• _Data listing_:
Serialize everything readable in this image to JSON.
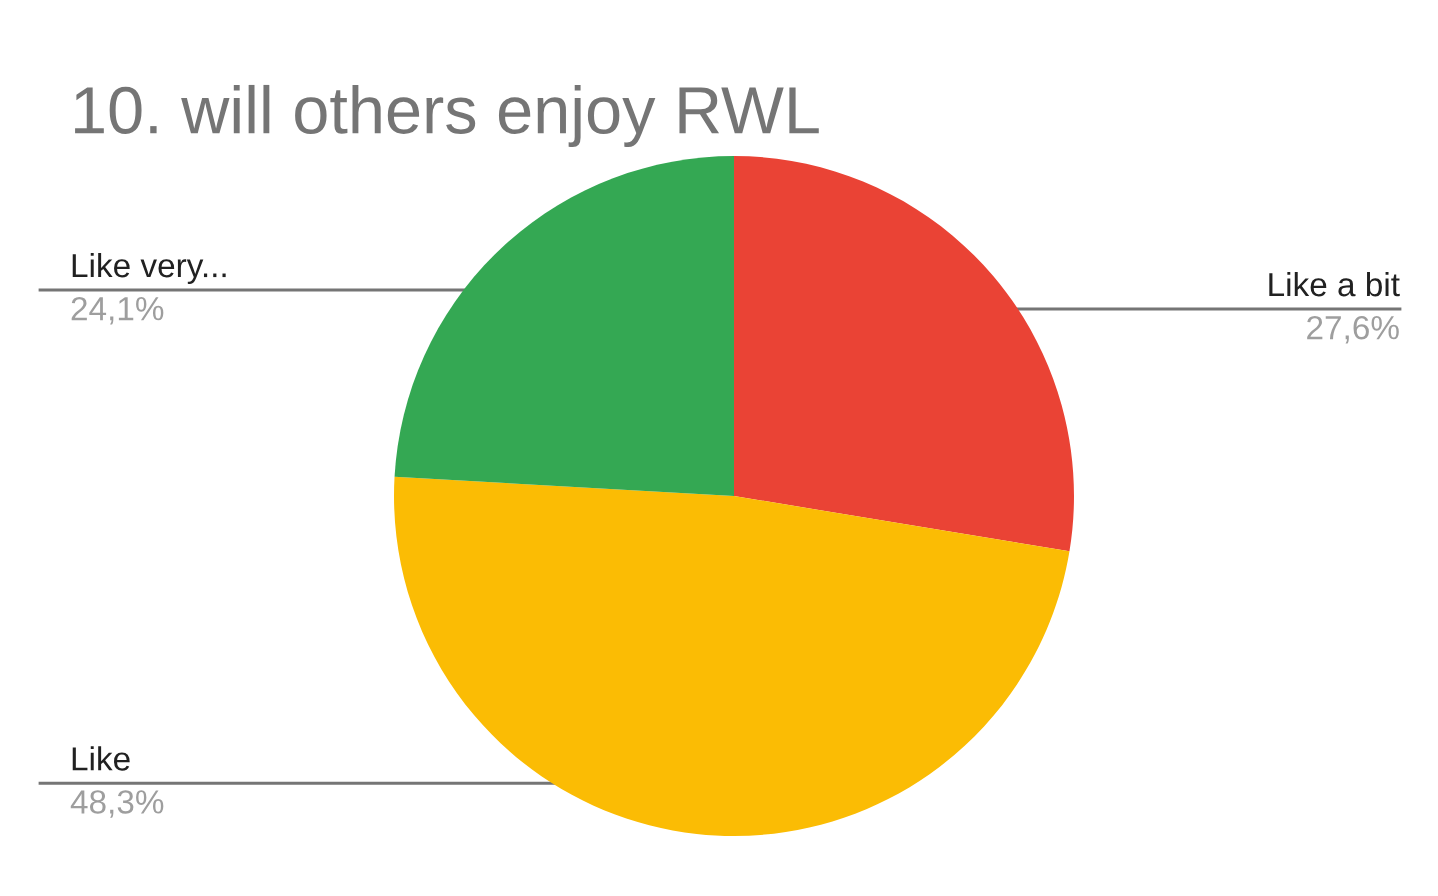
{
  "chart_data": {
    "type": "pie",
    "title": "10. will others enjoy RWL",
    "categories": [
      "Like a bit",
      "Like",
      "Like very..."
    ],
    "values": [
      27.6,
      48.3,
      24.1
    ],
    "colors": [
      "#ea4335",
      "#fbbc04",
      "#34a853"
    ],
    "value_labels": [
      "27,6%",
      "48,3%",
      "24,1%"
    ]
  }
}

• _Challenge_: Repeat all of the records verbatim, leaving out the pictures.

• _Exercise output_:
Serialize everything readable in this image to JSON.
{
  "chart_data": {
    "type": "pie",
    "title": "10. will others enjoy RWL",
    "categories": [
      "Like a bit",
      "Like",
      "Like very..."
    ],
    "values": [
      27.6,
      48.3,
      24.1
    ],
    "colors": [
      "#ea4335",
      "#fbbc04",
      "#34a853"
    ],
    "value_labels": [
      "27,6%",
      "48,3%",
      "24,1%"
    ]
  }
}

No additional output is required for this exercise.